*** Information provided

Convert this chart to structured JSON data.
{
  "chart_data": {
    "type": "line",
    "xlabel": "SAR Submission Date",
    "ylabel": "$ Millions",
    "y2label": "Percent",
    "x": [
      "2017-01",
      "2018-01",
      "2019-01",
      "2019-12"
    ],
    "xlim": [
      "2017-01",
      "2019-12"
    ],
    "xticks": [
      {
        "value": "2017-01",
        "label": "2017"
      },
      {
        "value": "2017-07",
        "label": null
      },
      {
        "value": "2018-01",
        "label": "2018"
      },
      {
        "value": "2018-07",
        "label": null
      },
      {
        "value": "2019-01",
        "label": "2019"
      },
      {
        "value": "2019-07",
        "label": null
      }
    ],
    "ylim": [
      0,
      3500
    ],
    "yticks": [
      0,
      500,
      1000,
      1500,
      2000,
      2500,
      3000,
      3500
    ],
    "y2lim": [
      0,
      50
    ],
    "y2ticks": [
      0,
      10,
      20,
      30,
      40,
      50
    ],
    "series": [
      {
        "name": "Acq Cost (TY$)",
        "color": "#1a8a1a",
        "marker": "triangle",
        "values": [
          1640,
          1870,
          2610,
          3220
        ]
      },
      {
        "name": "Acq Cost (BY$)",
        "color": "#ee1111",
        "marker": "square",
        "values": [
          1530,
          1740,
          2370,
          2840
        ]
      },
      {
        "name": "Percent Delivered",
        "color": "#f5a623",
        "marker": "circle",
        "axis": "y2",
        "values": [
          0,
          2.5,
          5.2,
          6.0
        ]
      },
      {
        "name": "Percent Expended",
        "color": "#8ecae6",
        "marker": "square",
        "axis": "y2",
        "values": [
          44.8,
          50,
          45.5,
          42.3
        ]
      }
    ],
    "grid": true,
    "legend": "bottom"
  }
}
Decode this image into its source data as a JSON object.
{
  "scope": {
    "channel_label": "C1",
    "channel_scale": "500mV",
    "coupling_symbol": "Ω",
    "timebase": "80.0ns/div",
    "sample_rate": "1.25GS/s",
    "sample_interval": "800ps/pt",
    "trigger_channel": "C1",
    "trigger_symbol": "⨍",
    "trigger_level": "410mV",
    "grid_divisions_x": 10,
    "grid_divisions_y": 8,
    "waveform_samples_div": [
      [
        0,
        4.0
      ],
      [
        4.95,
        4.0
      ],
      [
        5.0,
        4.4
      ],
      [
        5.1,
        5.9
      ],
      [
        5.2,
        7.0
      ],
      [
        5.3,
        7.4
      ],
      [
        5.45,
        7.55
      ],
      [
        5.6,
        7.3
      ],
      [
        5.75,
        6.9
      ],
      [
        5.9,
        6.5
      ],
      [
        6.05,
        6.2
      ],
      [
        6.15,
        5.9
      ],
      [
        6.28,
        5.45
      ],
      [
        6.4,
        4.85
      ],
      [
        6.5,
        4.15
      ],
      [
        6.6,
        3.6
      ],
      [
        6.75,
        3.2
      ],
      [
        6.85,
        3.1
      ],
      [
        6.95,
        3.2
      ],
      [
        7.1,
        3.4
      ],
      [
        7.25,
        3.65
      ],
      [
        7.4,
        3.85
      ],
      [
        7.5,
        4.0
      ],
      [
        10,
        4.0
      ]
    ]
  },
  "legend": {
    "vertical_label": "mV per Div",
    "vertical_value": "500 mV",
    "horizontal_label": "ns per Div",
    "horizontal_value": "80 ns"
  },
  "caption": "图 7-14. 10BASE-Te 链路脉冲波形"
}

******

Exercise: The required output is the exact sequence of lines from the one containing "Decode this image" through the end of the listing, both endpoints included.

Response to this exercise:
Decode this image into its source data as a JSON object.
{
  "scope": {
    "channel_label": "C1",
    "channel_scale": "500mV",
    "coupling_symbol": "Ω",
    "timebase": "80.0ns/div",
    "sample_rate": "1.25GS/s",
    "sample_interval": "800ps/pt",
    "trigger_channel": "C1",
    "trigger_symbol": "⨍",
    "trigger_level": "410mV",
    "grid_divisions_x": 10,
    "grid_divisions_y": 8,
    "waveform_samples_div": [
      [
        0,
        4.0
      ],
      [
        4.95,
        4.0
      ],
      [
        5.0,
        4.4
      ],
      [
        5.1,
        5.9
      ],
      [
        5.2,
        7.0
      ],
      [
        5.3,
        7.4
      ],
      [
        5.45,
        7.55
      ],
      [
        5.6,
        7.3
      ],
      [
        5.75,
        6.9
      ],
      [
        5.9,
        6.5
      ],
      [
        6.05,
        6.2
      ],
      [
        6.15,
        5.9
      ],
      [
        6.28,
        5.45
      ],
      [
        6.4,
        4.85
      ],
      [
        6.5,
        4.15
      ],
      [
        6.6,
        3.6
      ],
      [
        6.75,
        3.2
      ],
      [
        6.85,
        3.1
      ],
      [
        6.95,
        3.2
      ],
      [
        7.1,
        3.4
      ],
      [
        7.25,
        3.65
      ],
      [
        7.4,
        3.85
      ],
      [
        7.5,
        4.0
      ],
      [
        10,
        4.0
      ]
    ]
  },
  "legend": {
    "vertical_label": "mV per Div",
    "vertical_value": "500 mV",
    "horizontal_label": "ns per Div",
    "horizontal_value": "80 ns"
  },
  "caption": "图 7-14. 10BASE-Te 链路脉冲波形"
}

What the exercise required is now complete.